_Job_
All of the data that follows should be retyped exactly, please, except the pictures.

* * * *

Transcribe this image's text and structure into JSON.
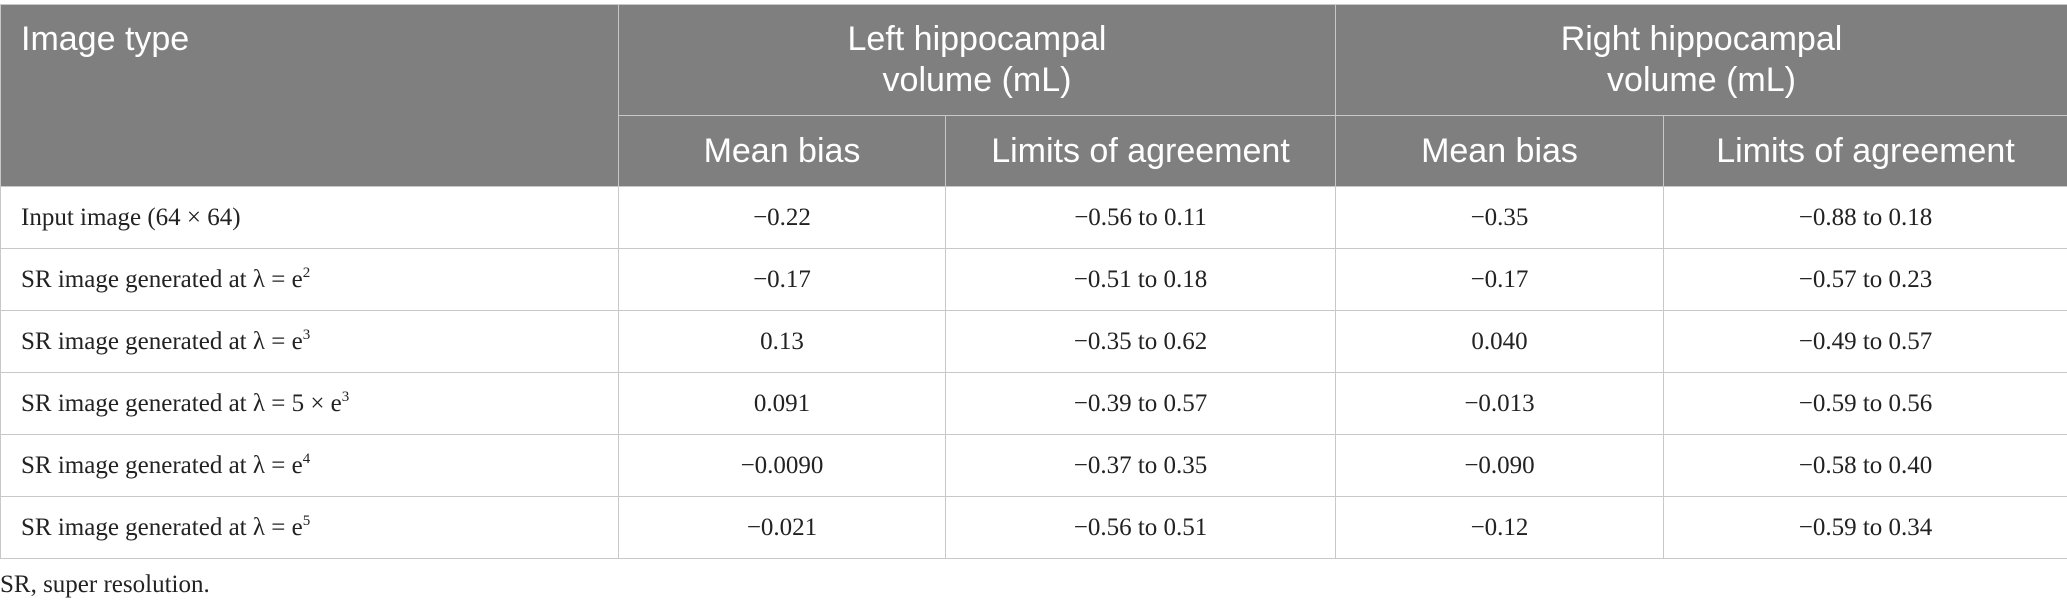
{
  "table": {
    "header": {
      "first": "Image type",
      "groups": [
        "Left hippocampal volume (mL)",
        "Right hippocampal volume (mL)"
      ],
      "subheaders": [
        "Mean bias",
        "Limits of agreement",
        "Mean bias",
        "Limits of agreement"
      ]
    },
    "rows": [
      {
        "label": {
          "text": "Input image (64 × 64)"
        },
        "cells": [
          "−0.22",
          "−0.56 to 0.11",
          "−0.35",
          "−0.88 to 0.18"
        ]
      },
      {
        "label": {
          "text": "SR image generated at λ = e",
          "sup": "2"
        },
        "cells": [
          "−0.17",
          "−0.51 to 0.18",
          "−0.17",
          "−0.57 to 0.23"
        ]
      },
      {
        "label": {
          "text": "SR image generated at λ = e",
          "sup": "3"
        },
        "cells": [
          "0.13",
          "−0.35 to 0.62",
          "0.040",
          "−0.49 to 0.57"
        ]
      },
      {
        "label": {
          "text": "SR image generated at λ = 5 × e",
          "sup": "3"
        },
        "cells": [
          "0.091",
          "−0.39 to 0.57",
          "−0.013",
          "−0.59 to 0.56"
        ]
      },
      {
        "label": {
          "text": "SR image generated at λ = e",
          "sup": "4"
        },
        "cells": [
          "−0.0090",
          "−0.37 to 0.35",
          "−0.090",
          "−0.58 to 0.40"
        ]
      },
      {
        "label": {
          "text": "SR image generated at λ = e",
          "sup": "5"
        },
        "cells": [
          "−0.021",
          "−0.56 to 0.51",
          "−0.12",
          "−0.59 to 0.34"
        ]
      }
    ],
    "footnote": "SR, super resolution."
  }
}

* * * *

_Answer for this exercise_
Transcribe this image's text and structure into JSON.
{
  "table": {
    "header": {
      "first": "Image type",
      "groups": [
        "Left hippocampal volume (mL)",
        "Right hippocampal volume (mL)"
      ],
      "subheaders": [
        "Mean bias",
        "Limits of agreement",
        "Mean bias",
        "Limits of agreement"
      ]
    },
    "rows": [
      {
        "label": {
          "text": "Input image (64 × 64)"
        },
        "cells": [
          "−0.22",
          "−0.56 to 0.11",
          "−0.35",
          "−0.88 to 0.18"
        ]
      },
      {
        "label": {
          "text": "SR image generated at λ = e",
          "sup": "2"
        },
        "cells": [
          "−0.17",
          "−0.51 to 0.18",
          "−0.17",
          "−0.57 to 0.23"
        ]
      },
      {
        "label": {
          "text": "SR image generated at λ = e",
          "sup": "3"
        },
        "cells": [
          "0.13",
          "−0.35 to 0.62",
          "0.040",
          "−0.49 to 0.57"
        ]
      },
      {
        "label": {
          "text": "SR image generated at λ = 5 × e",
          "sup": "3"
        },
        "cells": [
          "0.091",
          "−0.39 to 0.57",
          "−0.013",
          "−0.59 to 0.56"
        ]
      },
      {
        "label": {
          "text": "SR image generated at λ = e",
          "sup": "4"
        },
        "cells": [
          "−0.0090",
          "−0.37 to 0.35",
          "−0.090",
          "−0.58 to 0.40"
        ]
      },
      {
        "label": {
          "text": "SR image generated at λ = e",
          "sup": "5"
        },
        "cells": [
          "−0.021",
          "−0.56 to 0.51",
          "−0.12",
          "−0.59 to 0.34"
        ]
      }
    ],
    "footnote": "SR, super resolution."
  }
}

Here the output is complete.